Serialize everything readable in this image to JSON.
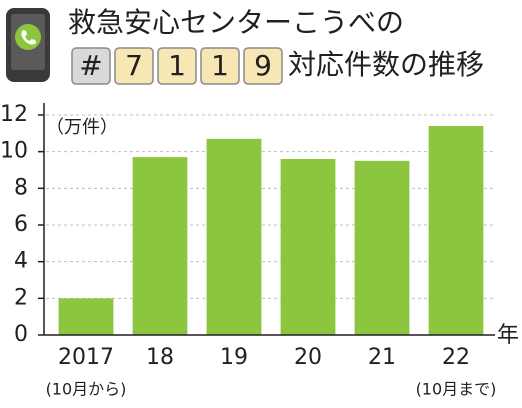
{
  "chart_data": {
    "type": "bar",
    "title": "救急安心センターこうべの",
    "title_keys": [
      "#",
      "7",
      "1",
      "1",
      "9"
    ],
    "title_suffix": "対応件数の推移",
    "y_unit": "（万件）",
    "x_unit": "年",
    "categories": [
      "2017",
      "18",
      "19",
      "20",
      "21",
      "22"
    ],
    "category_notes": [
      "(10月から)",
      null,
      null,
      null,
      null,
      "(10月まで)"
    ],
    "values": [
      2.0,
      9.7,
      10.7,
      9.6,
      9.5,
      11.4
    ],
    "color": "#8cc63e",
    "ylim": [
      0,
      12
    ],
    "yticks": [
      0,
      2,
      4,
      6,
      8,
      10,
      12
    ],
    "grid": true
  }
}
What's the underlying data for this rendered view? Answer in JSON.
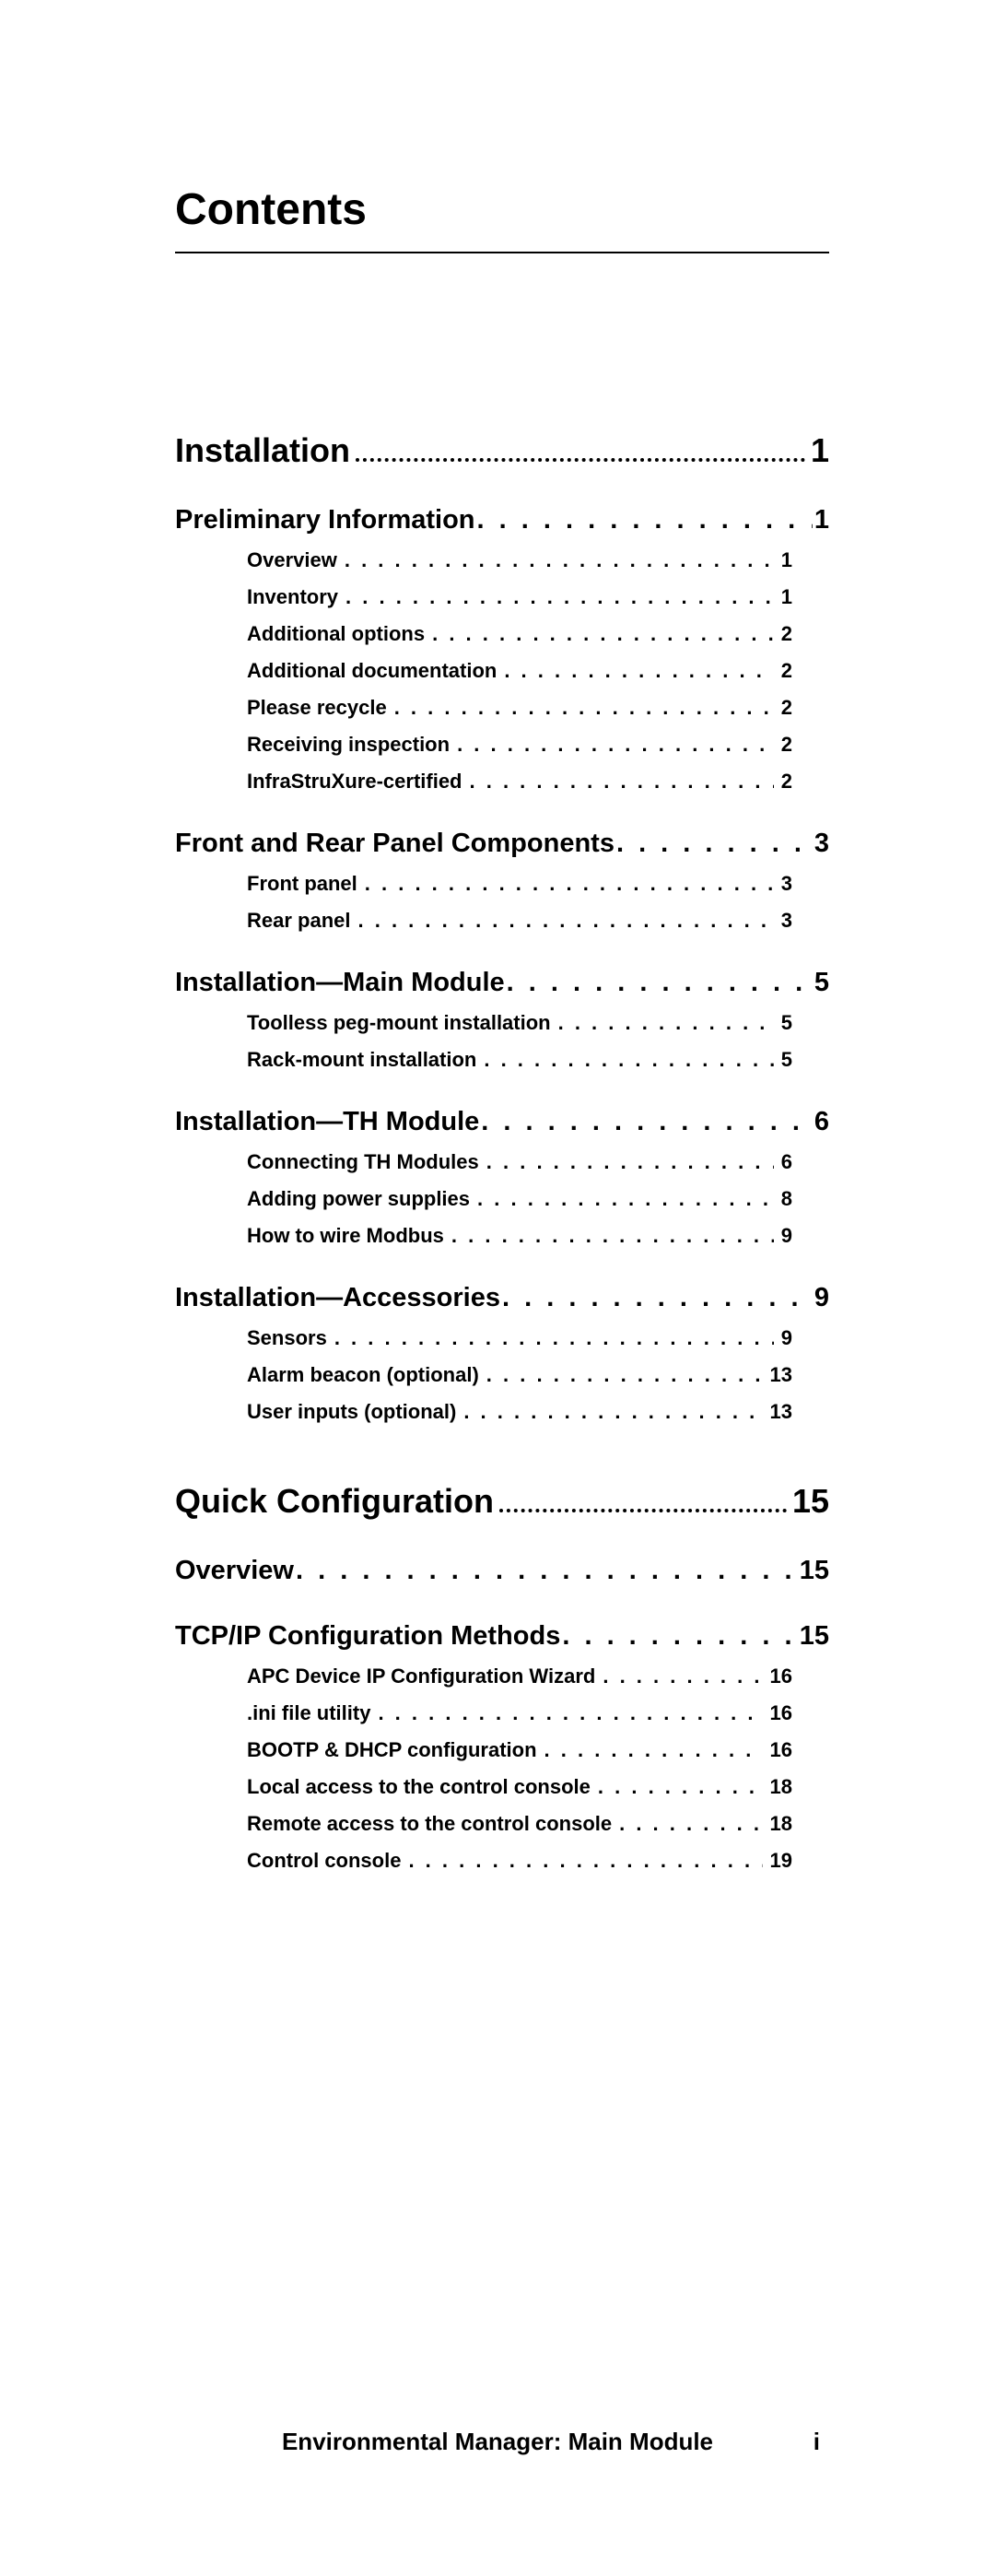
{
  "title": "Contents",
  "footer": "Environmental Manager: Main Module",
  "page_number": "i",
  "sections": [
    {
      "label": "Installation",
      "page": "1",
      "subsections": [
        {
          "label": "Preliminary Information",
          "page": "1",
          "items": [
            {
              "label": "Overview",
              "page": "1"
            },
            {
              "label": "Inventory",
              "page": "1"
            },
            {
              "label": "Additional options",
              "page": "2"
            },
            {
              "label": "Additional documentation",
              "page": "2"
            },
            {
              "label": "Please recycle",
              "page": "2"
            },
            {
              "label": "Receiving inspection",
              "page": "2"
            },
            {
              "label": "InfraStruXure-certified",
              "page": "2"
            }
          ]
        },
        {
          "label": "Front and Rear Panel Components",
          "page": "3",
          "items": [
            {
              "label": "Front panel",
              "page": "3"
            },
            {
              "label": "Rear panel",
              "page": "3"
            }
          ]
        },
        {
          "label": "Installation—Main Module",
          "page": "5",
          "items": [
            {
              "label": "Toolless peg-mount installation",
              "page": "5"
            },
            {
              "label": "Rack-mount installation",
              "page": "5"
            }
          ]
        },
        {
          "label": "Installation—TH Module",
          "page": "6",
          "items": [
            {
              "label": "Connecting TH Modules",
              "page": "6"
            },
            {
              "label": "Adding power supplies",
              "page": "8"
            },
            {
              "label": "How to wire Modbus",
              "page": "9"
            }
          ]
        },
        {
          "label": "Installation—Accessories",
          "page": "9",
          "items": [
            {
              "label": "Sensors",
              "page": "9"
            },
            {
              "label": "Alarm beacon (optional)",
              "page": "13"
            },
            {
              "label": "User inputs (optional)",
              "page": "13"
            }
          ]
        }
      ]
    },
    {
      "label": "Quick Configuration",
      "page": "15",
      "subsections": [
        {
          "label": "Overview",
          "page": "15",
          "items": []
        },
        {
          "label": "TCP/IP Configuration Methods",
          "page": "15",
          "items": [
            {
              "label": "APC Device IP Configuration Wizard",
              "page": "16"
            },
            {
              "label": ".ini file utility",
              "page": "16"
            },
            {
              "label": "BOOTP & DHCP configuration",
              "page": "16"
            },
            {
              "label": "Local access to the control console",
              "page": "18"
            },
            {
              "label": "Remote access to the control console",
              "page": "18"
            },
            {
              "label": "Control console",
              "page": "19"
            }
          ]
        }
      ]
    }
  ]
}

--

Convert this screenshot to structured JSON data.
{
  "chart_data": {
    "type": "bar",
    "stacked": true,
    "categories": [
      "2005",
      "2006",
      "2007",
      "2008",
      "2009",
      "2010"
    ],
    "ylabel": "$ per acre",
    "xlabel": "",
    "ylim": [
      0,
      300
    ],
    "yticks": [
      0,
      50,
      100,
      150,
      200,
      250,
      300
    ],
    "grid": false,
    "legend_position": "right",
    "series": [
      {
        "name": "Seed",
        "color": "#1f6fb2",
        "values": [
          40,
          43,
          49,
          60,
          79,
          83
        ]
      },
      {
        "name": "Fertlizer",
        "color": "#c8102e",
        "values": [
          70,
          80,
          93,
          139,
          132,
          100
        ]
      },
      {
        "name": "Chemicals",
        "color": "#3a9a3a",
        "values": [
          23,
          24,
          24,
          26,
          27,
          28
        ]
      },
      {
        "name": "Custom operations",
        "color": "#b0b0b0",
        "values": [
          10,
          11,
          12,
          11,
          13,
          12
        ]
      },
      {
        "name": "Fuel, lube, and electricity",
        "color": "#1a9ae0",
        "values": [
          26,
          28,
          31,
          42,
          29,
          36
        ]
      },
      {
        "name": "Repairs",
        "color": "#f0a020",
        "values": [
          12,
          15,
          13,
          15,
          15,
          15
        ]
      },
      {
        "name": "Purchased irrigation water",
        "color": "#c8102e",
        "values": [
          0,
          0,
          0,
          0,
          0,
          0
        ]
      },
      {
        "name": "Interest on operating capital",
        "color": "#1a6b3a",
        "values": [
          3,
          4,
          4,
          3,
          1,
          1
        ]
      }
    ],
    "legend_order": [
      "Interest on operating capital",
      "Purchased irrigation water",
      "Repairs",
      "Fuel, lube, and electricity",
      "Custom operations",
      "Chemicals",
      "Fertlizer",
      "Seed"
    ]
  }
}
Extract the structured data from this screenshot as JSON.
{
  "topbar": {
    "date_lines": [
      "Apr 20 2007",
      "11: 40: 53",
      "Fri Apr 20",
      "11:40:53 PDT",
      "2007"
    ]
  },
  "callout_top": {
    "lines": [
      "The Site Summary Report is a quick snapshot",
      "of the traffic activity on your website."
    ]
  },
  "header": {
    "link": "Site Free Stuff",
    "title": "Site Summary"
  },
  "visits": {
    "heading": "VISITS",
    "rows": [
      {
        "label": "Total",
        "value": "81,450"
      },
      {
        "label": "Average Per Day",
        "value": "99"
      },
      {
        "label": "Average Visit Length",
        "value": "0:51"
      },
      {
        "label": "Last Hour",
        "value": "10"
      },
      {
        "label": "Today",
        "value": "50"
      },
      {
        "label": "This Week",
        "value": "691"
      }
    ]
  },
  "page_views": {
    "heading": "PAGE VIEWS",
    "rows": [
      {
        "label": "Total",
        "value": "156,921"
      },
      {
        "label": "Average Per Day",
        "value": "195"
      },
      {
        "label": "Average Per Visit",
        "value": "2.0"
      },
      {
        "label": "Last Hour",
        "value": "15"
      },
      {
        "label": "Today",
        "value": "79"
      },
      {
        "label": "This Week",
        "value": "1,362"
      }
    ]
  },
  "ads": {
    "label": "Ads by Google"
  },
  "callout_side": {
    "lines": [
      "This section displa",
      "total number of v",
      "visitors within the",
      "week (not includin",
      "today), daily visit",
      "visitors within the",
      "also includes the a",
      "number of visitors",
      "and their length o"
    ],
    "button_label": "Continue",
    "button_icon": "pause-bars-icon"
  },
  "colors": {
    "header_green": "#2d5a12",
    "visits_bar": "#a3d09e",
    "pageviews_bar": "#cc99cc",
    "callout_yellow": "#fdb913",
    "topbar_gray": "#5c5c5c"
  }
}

> **Work to be completed**
Say, as a number only, how many lines of the data contain "electricity".

> **Exercise solution**
2